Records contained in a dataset
/---

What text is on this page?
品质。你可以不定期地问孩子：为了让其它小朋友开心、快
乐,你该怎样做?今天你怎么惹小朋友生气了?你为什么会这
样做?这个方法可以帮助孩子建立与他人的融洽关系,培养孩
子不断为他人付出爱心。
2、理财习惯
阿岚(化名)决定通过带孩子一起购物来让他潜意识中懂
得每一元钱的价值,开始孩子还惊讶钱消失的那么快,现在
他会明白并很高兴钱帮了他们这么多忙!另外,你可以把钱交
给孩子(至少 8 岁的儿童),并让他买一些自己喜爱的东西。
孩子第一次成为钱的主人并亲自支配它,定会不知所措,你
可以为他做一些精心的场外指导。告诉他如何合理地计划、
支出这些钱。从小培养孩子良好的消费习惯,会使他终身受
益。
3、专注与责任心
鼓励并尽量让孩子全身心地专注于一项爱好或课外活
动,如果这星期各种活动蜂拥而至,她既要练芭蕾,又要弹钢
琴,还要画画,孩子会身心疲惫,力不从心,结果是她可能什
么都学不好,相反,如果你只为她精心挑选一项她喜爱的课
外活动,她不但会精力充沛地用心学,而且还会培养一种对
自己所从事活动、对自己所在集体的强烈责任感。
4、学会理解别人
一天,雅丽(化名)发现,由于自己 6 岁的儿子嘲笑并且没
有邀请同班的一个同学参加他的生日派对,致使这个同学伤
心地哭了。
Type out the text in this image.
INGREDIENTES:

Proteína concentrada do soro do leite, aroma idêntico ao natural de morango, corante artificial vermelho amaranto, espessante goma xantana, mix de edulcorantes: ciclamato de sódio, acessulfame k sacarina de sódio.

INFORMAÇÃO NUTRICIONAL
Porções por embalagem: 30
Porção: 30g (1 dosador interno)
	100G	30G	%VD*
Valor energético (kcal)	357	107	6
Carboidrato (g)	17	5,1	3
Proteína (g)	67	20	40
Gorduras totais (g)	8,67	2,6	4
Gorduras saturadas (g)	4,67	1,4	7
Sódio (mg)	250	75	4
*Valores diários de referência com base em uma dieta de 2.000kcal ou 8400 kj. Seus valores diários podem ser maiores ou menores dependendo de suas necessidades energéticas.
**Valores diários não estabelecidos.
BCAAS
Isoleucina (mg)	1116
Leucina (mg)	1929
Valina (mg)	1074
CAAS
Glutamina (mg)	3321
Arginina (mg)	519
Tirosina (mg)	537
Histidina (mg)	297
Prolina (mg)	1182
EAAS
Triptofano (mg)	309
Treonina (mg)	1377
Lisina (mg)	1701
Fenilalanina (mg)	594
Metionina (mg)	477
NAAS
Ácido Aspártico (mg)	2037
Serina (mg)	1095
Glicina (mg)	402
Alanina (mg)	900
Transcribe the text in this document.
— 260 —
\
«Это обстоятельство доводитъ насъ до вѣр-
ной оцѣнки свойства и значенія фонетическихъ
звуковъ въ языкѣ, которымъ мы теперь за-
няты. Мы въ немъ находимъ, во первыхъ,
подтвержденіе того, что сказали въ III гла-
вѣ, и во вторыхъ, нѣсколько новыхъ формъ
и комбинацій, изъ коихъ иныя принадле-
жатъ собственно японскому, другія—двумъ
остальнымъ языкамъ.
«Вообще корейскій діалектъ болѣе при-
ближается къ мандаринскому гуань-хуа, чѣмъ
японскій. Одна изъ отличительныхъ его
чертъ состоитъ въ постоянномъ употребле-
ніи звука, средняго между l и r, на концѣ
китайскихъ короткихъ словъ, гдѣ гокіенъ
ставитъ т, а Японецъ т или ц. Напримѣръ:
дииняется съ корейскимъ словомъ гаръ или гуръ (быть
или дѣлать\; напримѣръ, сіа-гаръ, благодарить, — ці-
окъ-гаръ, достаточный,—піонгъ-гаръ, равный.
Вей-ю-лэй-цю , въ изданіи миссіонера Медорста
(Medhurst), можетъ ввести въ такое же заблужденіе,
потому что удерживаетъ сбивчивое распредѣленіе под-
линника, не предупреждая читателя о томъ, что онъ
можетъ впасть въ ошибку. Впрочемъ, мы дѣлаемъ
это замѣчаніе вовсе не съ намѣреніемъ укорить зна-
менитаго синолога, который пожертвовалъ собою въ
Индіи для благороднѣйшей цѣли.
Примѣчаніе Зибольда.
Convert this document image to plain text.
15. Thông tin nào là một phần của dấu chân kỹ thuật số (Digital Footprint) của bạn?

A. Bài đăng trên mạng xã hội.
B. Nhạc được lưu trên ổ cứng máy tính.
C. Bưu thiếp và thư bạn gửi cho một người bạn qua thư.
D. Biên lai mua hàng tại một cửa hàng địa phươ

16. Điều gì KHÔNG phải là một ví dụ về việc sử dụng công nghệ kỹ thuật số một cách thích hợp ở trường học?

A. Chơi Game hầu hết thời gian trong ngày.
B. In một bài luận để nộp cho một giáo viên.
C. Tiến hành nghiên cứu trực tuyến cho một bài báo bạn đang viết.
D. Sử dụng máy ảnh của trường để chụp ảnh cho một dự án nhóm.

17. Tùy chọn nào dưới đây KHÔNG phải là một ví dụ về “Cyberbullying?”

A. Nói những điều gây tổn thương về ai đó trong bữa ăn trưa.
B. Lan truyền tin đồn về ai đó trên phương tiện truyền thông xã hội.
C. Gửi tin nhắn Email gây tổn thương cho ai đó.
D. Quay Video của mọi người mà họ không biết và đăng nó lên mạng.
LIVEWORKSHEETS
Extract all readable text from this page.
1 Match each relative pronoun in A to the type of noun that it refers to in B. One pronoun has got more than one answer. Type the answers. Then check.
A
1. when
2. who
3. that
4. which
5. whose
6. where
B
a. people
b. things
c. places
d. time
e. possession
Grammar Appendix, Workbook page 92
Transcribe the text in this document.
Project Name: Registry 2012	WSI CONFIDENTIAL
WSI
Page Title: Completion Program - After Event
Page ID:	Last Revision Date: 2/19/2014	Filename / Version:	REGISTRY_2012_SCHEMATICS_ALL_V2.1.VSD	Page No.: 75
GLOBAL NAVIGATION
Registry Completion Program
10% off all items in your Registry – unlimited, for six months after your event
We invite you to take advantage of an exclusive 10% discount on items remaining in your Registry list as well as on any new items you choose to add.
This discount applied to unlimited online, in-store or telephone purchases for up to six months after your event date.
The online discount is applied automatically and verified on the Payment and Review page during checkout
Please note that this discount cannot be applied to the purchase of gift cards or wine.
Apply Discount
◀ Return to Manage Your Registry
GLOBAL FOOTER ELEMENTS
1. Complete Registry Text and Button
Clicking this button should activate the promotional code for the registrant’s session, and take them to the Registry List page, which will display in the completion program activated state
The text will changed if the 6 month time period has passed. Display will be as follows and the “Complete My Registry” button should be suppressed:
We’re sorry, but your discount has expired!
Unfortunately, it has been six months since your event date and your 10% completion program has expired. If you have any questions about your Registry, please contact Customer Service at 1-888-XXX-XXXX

\---

*Stated exercise:* Every line of the data above should be copied exactly.

*Worked answer:*
What text is on this page?
品质。你可以不定期地问孩子：为了让其它小朋友开心、快
乐,你该怎样做?今天你怎么惹小朋友生气了?你为什么会这
样做?这个方法可以帮助孩子建立与他人的融洽关系,培养孩
子不断为他人付出爱心。
2、理财习惯
阿岚(化名)决定通过带孩子一起购物来让他潜意识中懂
得每一元钱的价值,开始孩子还惊讶钱消失的那么快,现在
他会明白并很高兴钱帮了他们这么多忙!另外,你可以把钱交
给孩子(至少 8 岁的儿童),并让他买一些自己喜爱的东西。
孩子第一次成为钱的主人并亲自支配它,定会不知所措,你
可以为他做一些精心的场外指导。告诉他如何合理地计划、
支出这些钱。从小培养孩子良好的消费习惯,会使他终身受
益。
3、专注与责任心
鼓励并尽量让孩子全身心地专注于一项爱好或课外活
动,如果这星期各种活动蜂拥而至,她既要练芭蕾,又要弹钢
琴,还要画画,孩子会身心疲惫,力不从心,结果是她可能什
么都学不好,相反,如果你只为她精心挑选一项她喜爱的课
外活动,她不但会精力充沛地用心学,而且还会培养一种对
自己所从事活动、对自己所在集体的强烈责任感。
4、学会理解别人
一天,雅丽(化名)发现,由于自己 6 岁的儿子嘲笑并且没
有邀请同班的一个同学参加他的生日派对,致使这个同学伤
心地哭了。
Type out the text in this image.
INGREDIENTES:

Proteína concentrada do soro do leite, aroma idêntico ao natural de morango, corante artificial vermelho amaranto, espessante goma xantana, mix de edulcorantes: ciclamato de sódio, acessulfame k sacarina de sódio.

INFORMAÇÃO NUTRICIONAL
Porções por embalagem: 30
Porção: 30g (1 dosador interno)
	100G	30G	%VD*
Valor energético (kcal)	357	107	6
Carboidrato (g)	17	5,1	3
Proteína (g)	67	20	40
Gorduras totais (g)	8,67	2,6	4
Gorduras saturadas (g)	4,67	1,4	7
Sódio (mg)	250	75	4
*Valores diários de referência com base em uma dieta de 2.000kcal ou 8400 kj. Seus valores diários podem ser maiores ou menores dependendo de suas necessidades energéticas.
**Valores diários não estabelecidos.
BCAAS
Isoleucina (mg)	1116
Leucina (mg)	1929
Valina (mg)	1074
CAAS
Glutamina (mg)	3321
Arginina (mg)	519
Tirosina (mg)	537
Histidina (mg)	297
Prolina (mg)	1182
EAAS
Triptofano (mg)	309
Treonina (mg)	1377
Lisina (mg)	1701
Fenilalanina (mg)	594
Metionina (mg)	477
NAAS
Ácido Aspártico (mg)	2037
Serina (mg)	1095
Glicina (mg)	402
Alanina (mg)	900
Transcribe the text in this document.
— 260 —
\
«Это обстоятельство доводитъ насъ до вѣр-
ной оцѣнки свойства и значенія фонетическихъ
звуковъ въ языкѣ, которымъ мы теперь за-
няты. Мы въ немъ находимъ, во первыхъ,
подтвержденіе того, что сказали въ III гла-
вѣ, и во вторыхъ, нѣсколько новыхъ формъ
и комбинацій, изъ коихъ иныя принадле-
жатъ собственно японскому, другія—двумъ
остальнымъ языкамъ.
«Вообще корейскій діалектъ болѣе при-
ближается къ мандаринскому гуань-хуа, чѣмъ
японскій. Одна изъ отличительныхъ его
чертъ состоитъ въ постоянномъ употребле-
ніи звука, средняго между l и r, на концѣ
китайскихъ короткихъ словъ, гдѣ гокіенъ
ставитъ т, а Японецъ т или ц. Напримѣръ:
дииняется съ корейскимъ словомъ гаръ или гуръ (быть
или дѣлать\; напримѣръ, сіа-гаръ, благодарить, — ці-
окъ-гаръ, достаточный,—піонгъ-гаръ, равный.
Вей-ю-лэй-цю , въ изданіи миссіонера Медорста
(Medhurst), можетъ ввести въ такое же заблужденіе,
потому что удерживаетъ сбивчивое распредѣленіе под-
линника, не предупреждая читателя о томъ, что онъ
можетъ впасть въ ошибку. Впрочемъ, мы дѣлаемъ
это замѣчаніе вовсе не съ намѣреніемъ укорить зна-
менитаго синолога, который пожертвовалъ собою въ
Индіи для благороднѣйшей цѣли.
Примѣчаніе Зибольда.
Convert this document image to plain text.
15. Thông tin nào là một phần của dấu chân kỹ thuật số (Digital Footprint) của bạn?

A. Bài đăng trên mạng xã hội.
B. Nhạc được lưu trên ổ cứng máy tính.
C. Bưu thiếp và thư bạn gửi cho một người bạn qua thư.
D. Biên lai mua hàng tại một cửa hàng địa phươ

16. Điều gì KHÔNG phải là một ví dụ về việc sử dụng công nghệ kỹ thuật số một cách thích hợp ở trường học?

A. Chơi Game hầu hết thời gian trong ngày.
B. In một bài luận để nộp cho một giáo viên.
C. Tiến hành nghiên cứu trực tuyến cho một bài báo bạn đang viết.
D. Sử dụng máy ảnh của trường để chụp ảnh cho một dự án nhóm.

17. Tùy chọn nào dưới đây KHÔNG phải là một ví dụ về “Cyberbullying?”

A. Nói những điều gây tổn thương về ai đó trong bữa ăn trưa.
B. Lan truyền tin đồn về ai đó trên phương tiện truyền thông xã hội.
C. Gửi tin nhắn Email gây tổn thương cho ai đó.
D. Quay Video của mọi người mà họ không biết và đăng nó lên mạng.
LIVEWORKSHEETS
Extract all readable text from this page.
1 Match each relative pronoun in A to the type of noun that it refers to in B. One pronoun has got more than one answer. Type the answers. Then check.
A
1. when
2. who
3. that
4. which
5. whose
6. where
B
a. people
b. things
c. places
d. time
e. possession
Grammar Appendix, Workbook page 92
Transcribe the text in this document.
Project Name: Registry 2012	WSI CONFIDENTIAL
WSI
Page Title: Completion Program - After Event
Page ID:	Last Revision Date: 2/19/2014	Filename / Version:	REGISTRY_2012_SCHEMATICS_ALL_V2.1.VSD	Page No.: 75
GLOBAL NAVIGATION
Registry Completion Program
10% off all items in your Registry – unlimited, for six months after your event
We invite you to take advantage of an exclusive 10% discount on items remaining in your Registry list as well as on any new items you choose to add.
This discount applied to unlimited online, in-store or telephone purchases for up to six months after your event date.
The online discount is applied automatically and verified on the Payment and Review page during checkout
Please note that this discount cannot be applied to the purchase of gift cards or wine.
Apply Discount
◀ Return to Manage Your Registry
GLOBAL FOOTER ELEMENTS
1. Complete Registry Text and Button
Clicking this button should activate the promotional code for the registrant’s session, and take them to the Registry List page, which will display in the completion program activated state
The text will changed if the 6 month time period has passed. Display will be as follows and the “Complete My Registry” button should be suppressed:
We’re sorry, but your discount has expired!
Unfortunately, it has been six months since your event date and your 10% completion program has expired. If you have any questions about your Registry, please contact Customer Service at 1-888-XXX-XXXX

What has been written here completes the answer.